TEXT SEGMENT =>
— BEGIN —

3. Substituting for u, we get:
$\small{\begin{array}{ll} {~\color{magenta}    1    }    &{{}}    &{\int{\left[\sin^3 x \, \cos^2 x\right] \, du}}    & {~=~}    &{\frac{-u^{3}}{3}\,+\, \frac{u^{5}}{5} \,+\, C}    \\
{~\color{magenta}    2    }    &{{}}    &{{}}    & {~=~}    &{\frac{-\cos^{3} x}{3}\,+\, \frac{\cos^{5} x}{5} \,+\, C}    \\
\end{array}}$

Part (ii):
1. The derivative of (x+a) is 1.

— END —

THE TASKS =>
[a] Reproduce the portion of the worked solution from "3. Substituting for" up to and including "(x+a) is 1.".
[b] List every power of sine or cosine that appears in the worked solution.

PROVIDED MATERIAL =>
— BEGIN —

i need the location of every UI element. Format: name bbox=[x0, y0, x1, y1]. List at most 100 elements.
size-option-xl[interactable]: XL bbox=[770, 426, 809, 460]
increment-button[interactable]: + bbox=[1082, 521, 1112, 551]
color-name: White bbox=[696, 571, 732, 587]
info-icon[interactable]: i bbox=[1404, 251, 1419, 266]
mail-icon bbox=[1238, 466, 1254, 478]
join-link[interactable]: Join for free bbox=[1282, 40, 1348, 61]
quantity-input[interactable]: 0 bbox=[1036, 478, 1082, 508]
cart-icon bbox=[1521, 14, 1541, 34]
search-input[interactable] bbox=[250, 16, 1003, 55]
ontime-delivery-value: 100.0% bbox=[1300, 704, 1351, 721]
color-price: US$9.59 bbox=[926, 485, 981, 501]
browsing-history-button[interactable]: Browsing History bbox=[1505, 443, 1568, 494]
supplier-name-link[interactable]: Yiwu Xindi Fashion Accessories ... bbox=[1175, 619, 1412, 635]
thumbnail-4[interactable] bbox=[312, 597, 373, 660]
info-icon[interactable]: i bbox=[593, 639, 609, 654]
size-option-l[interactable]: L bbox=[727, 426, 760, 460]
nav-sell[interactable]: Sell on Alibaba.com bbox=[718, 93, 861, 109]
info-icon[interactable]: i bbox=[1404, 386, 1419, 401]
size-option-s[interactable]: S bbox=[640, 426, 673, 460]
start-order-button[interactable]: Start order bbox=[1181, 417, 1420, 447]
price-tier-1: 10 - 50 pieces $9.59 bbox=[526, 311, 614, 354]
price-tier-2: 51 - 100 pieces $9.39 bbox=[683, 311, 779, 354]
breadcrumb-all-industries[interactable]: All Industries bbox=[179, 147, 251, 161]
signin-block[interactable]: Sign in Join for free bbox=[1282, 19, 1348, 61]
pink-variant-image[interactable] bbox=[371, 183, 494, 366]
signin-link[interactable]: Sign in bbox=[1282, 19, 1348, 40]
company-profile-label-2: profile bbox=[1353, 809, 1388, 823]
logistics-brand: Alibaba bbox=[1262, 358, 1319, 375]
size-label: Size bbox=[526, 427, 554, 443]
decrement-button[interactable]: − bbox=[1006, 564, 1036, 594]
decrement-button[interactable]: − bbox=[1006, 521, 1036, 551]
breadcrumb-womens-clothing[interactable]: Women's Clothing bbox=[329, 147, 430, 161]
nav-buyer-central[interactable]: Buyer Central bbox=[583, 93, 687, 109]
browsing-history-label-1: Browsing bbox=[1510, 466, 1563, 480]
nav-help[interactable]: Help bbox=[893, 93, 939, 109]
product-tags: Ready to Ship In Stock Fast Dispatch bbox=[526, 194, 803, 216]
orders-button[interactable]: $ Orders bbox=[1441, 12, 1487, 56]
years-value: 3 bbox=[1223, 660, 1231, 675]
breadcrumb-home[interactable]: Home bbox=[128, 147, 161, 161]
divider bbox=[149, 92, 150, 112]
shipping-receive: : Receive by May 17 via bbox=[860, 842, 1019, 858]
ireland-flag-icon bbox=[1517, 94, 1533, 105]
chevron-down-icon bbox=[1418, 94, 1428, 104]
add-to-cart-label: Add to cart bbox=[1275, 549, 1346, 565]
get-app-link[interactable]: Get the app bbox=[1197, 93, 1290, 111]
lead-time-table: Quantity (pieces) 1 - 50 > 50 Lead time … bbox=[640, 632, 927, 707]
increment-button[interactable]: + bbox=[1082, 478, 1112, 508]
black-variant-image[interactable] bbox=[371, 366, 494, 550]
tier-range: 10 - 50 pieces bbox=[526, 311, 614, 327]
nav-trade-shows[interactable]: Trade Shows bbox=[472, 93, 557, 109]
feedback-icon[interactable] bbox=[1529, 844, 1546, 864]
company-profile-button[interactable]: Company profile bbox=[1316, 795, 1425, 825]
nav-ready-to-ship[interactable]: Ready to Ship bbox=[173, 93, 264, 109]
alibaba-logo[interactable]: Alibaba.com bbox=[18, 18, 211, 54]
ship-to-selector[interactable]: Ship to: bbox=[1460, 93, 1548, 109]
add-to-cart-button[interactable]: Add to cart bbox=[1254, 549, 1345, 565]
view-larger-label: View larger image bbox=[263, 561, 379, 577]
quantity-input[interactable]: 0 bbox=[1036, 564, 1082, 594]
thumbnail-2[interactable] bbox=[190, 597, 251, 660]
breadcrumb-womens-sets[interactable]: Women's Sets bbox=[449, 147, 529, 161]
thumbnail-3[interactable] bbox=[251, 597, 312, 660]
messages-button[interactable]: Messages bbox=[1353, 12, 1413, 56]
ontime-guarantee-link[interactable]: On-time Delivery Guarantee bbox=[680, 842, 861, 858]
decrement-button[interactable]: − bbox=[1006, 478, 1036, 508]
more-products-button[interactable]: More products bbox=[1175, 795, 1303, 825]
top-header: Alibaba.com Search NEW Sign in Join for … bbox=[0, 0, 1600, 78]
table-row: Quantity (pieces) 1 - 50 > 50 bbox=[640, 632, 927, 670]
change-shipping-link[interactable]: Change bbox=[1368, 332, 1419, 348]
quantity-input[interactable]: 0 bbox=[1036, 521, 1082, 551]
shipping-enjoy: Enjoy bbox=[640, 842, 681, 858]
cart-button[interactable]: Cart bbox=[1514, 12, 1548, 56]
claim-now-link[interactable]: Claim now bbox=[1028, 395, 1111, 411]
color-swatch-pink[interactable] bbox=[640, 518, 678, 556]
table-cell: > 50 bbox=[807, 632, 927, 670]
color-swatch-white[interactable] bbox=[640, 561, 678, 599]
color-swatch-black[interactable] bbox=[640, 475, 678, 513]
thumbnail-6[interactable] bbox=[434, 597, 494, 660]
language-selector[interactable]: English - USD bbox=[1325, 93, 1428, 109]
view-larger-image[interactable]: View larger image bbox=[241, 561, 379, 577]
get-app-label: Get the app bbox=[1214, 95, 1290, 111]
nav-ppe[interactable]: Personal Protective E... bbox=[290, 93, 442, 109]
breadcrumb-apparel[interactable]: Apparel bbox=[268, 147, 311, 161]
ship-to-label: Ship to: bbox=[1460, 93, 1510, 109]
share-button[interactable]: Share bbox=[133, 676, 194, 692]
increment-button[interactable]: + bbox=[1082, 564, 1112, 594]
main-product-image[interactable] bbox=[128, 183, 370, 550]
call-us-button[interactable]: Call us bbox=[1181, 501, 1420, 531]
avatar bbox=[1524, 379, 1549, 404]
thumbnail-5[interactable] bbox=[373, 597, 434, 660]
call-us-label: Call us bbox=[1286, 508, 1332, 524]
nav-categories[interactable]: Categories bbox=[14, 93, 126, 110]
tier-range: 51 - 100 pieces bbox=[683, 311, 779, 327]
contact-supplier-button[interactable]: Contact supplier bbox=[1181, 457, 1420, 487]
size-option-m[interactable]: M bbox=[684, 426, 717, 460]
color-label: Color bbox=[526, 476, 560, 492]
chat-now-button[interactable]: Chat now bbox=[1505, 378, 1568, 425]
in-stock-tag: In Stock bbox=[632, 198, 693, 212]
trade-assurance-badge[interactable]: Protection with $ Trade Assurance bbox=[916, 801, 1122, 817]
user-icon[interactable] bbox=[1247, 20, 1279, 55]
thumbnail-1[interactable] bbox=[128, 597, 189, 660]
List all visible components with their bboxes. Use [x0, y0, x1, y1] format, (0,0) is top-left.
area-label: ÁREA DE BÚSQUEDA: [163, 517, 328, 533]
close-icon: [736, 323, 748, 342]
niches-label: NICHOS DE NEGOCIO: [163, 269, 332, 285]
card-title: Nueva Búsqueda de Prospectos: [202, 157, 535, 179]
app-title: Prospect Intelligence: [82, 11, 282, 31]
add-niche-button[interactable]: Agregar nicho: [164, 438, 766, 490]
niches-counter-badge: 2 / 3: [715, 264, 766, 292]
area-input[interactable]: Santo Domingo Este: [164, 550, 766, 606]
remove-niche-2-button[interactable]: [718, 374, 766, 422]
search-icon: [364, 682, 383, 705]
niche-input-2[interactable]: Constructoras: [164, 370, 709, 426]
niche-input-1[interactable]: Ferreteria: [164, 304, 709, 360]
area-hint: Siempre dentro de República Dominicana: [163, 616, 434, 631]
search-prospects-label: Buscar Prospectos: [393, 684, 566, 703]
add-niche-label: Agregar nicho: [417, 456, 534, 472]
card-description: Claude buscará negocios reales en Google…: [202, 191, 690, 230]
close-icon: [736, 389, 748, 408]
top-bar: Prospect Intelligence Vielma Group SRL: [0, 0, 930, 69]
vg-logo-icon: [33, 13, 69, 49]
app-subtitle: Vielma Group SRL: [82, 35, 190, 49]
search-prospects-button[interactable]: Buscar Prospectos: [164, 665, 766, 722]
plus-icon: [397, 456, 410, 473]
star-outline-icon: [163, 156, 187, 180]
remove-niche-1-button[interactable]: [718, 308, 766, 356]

— END —

EXPECTED OUTPUTS =>
[a]
3. Substituting for u, we get:
$\small{\begin{array}{ll} {~\color{magenta}    1    }    &{{}}    &{\int{\left[\sin^3 x \, \cos^2 x\right] \, du}}    & {~=~}    &{\frac{-u^{3}}{3}\,+\, \frac{u^{5}}{5} \,+\, C}    \\
{~\color{magenta}    2    }    &{{}}    &{{}}    & {~=~}    &{\frac{-\cos^{3} x}{3}\,+\, \frac{\cos^{5} x}{5} \,+\, C}    \\
\end{array}}$

Part (ii):
1. The derivative of (x+a) is 1.

[b]
- sin^3 x
- cos^2 x
- cos^3 x
- cos^5 x